> How to complete this task
When a line in the entries contains the word "Time", copy that line in full.

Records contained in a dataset
+ + + +

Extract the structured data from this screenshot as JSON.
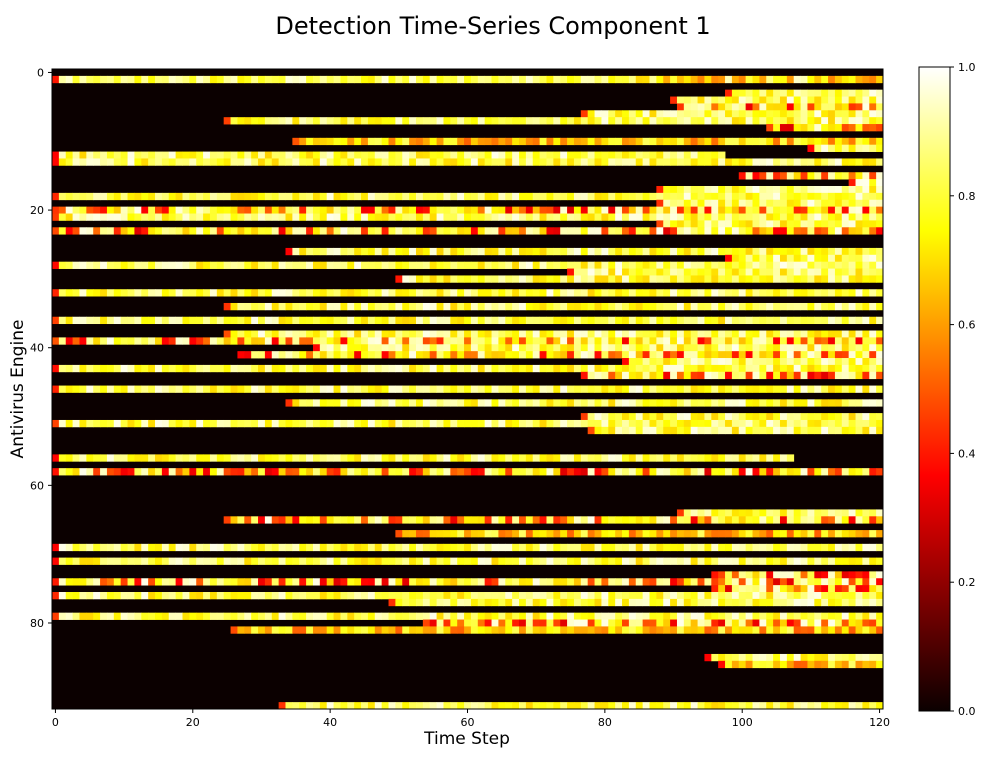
{
  "chart_data": {
    "type": "heatmap",
    "title": "Detection Time-Series Component 1",
    "xlabel": "Time Step",
    "ylabel": "Antivirus Engine",
    "x_range": [
      0,
      120
    ],
    "y_range": [
      0,
      92
    ],
    "y_inverted": true,
    "x_ticks": [
      0,
      20,
      40,
      60,
      80,
      100,
      120
    ],
    "y_ticks": [
      0,
      20,
      40,
      60,
      80
    ],
    "colormap": "hot",
    "colorbar": {
      "range": [
        0,
        1
      ],
      "ticks": [
        "0.0",
        "0.2",
        "0.4",
        "0.6",
        "0.8",
        "1.0"
      ]
    },
    "n_engines": 93,
    "n_steps": 121,
    "rows": [
      {
        "engine": 1,
        "start": 0,
        "end": 120,
        "mode": "bright-to-mid"
      },
      {
        "engine": 3,
        "start": 98,
        "end": 120,
        "mode": "bright"
      },
      {
        "engine": 4,
        "start": 90,
        "end": 120,
        "mode": "bright"
      },
      {
        "engine": 5,
        "start": 91,
        "end": 120,
        "mode": "mixed"
      },
      {
        "engine": 6,
        "start": 77,
        "end": 120,
        "mode": "bright"
      },
      {
        "engine": 7,
        "start": 25,
        "end": 120,
        "mode": "bright"
      },
      {
        "engine": 8,
        "start": 104,
        "end": 120,
        "mode": "mixed"
      },
      {
        "engine": 10,
        "start": 35,
        "end": 120,
        "mode": "mid"
      },
      {
        "engine": 11,
        "start": 110,
        "end": 120,
        "mode": "bright"
      },
      {
        "engine": 12,
        "start": 0,
        "end": 97,
        "mode": "bright"
      },
      {
        "engine": 13,
        "start": 0,
        "end": 120,
        "mode": "bright"
      },
      {
        "engine": 15,
        "start": 100,
        "end": 120,
        "mode": "mixed"
      },
      {
        "engine": 16,
        "start": 116,
        "end": 120,
        "mode": "bright"
      },
      {
        "engine": 17,
        "start": 88,
        "end": 120,
        "mode": "bright"
      },
      {
        "engine": 18,
        "start": 0,
        "end": 120,
        "mode": "bright"
      },
      {
        "engine": 19,
        "start": 88,
        "end": 120,
        "mode": "bright"
      },
      {
        "engine": 20,
        "start": 0,
        "end": 120,
        "mode": "mixed"
      },
      {
        "engine": 21,
        "start": 0,
        "end": 120,
        "mode": "bright"
      },
      {
        "engine": 22,
        "start": 88,
        "end": 120,
        "mode": "bright"
      },
      {
        "engine": 23,
        "start": 0,
        "end": 120,
        "mode": "mixed"
      },
      {
        "engine": 26,
        "start": 34,
        "end": 120,
        "mode": "bright"
      },
      {
        "engine": 27,
        "start": 98,
        "end": 120,
        "mode": "bright"
      },
      {
        "engine": 28,
        "start": 0,
        "end": 120,
        "mode": "bright"
      },
      {
        "engine": 29,
        "start": 75,
        "end": 120,
        "mode": "bright"
      },
      {
        "engine": 30,
        "start": 50,
        "end": 120,
        "mode": "bright"
      },
      {
        "engine": 32,
        "start": 0,
        "end": 120,
        "mode": "bright"
      },
      {
        "engine": 34,
        "start": 25,
        "end": 120,
        "mode": "bright"
      },
      {
        "engine": 36,
        "start": 0,
        "end": 120,
        "mode": "bright"
      },
      {
        "engine": 38,
        "start": 25,
        "end": 120,
        "mode": "bright"
      },
      {
        "engine": 39,
        "start": 0,
        "end": 120,
        "mode": "mixed"
      },
      {
        "engine": 40,
        "start": 38,
        "end": 120,
        "mode": "bright"
      },
      {
        "engine": 41,
        "start": 27,
        "end": 120,
        "mode": "mixed"
      },
      {
        "engine": 42,
        "start": 83,
        "end": 120,
        "mode": "bright"
      },
      {
        "engine": 43,
        "start": 0,
        "end": 120,
        "mode": "bright"
      },
      {
        "engine": 44,
        "start": 77,
        "end": 120,
        "mode": "mixed"
      },
      {
        "engine": 46,
        "start": 0,
        "end": 120,
        "mode": "bright"
      },
      {
        "engine": 48,
        "start": 34,
        "end": 120,
        "mode": "bright"
      },
      {
        "engine": 50,
        "start": 77,
        "end": 120,
        "mode": "bright"
      },
      {
        "engine": 51,
        "start": 0,
        "end": 120,
        "mode": "bright"
      },
      {
        "engine": 52,
        "start": 78,
        "end": 120,
        "mode": "bright"
      },
      {
        "engine": 56,
        "start": 0,
        "end": 107,
        "mode": "bright"
      },
      {
        "engine": 58,
        "start": 0,
        "end": 120,
        "mode": "mixed"
      },
      {
        "engine": 64,
        "start": 91,
        "end": 120,
        "mode": "bright"
      },
      {
        "engine": 65,
        "start": 25,
        "end": 120,
        "mode": "mixed"
      },
      {
        "engine": 67,
        "start": 50,
        "end": 120,
        "mode": "mid"
      },
      {
        "engine": 69,
        "start": 0,
        "end": 120,
        "mode": "bright"
      },
      {
        "engine": 71,
        "start": 0,
        "end": 120,
        "mode": "bright"
      },
      {
        "engine": 73,
        "start": 96,
        "end": 120,
        "mode": "mixed"
      },
      {
        "engine": 74,
        "start": 0,
        "end": 120,
        "mode": "mixed"
      },
      {
        "engine": 75,
        "start": 96,
        "end": 120,
        "mode": "mixed"
      },
      {
        "engine": 76,
        "start": 0,
        "end": 120,
        "mode": "bright"
      },
      {
        "engine": 77,
        "start": 49,
        "end": 120,
        "mode": "bright"
      },
      {
        "engine": 79,
        "start": 0,
        "end": 120,
        "mode": "bright"
      },
      {
        "engine": 80,
        "start": 54,
        "end": 120,
        "mode": "mixed"
      },
      {
        "engine": 81,
        "start": 26,
        "end": 120,
        "mode": "mid"
      },
      {
        "engine": 85,
        "start": 95,
        "end": 120,
        "mode": "bright"
      },
      {
        "engine": 86,
        "start": 97,
        "end": 120,
        "mode": "mid"
      },
      {
        "engine": 92,
        "start": 33,
        "end": 120,
        "mode": "bright"
      }
    ]
  }
}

+ + + +

> Exercise result
    "title": "Detection Time-Series Component 1",
    "xlabel": "Time Step",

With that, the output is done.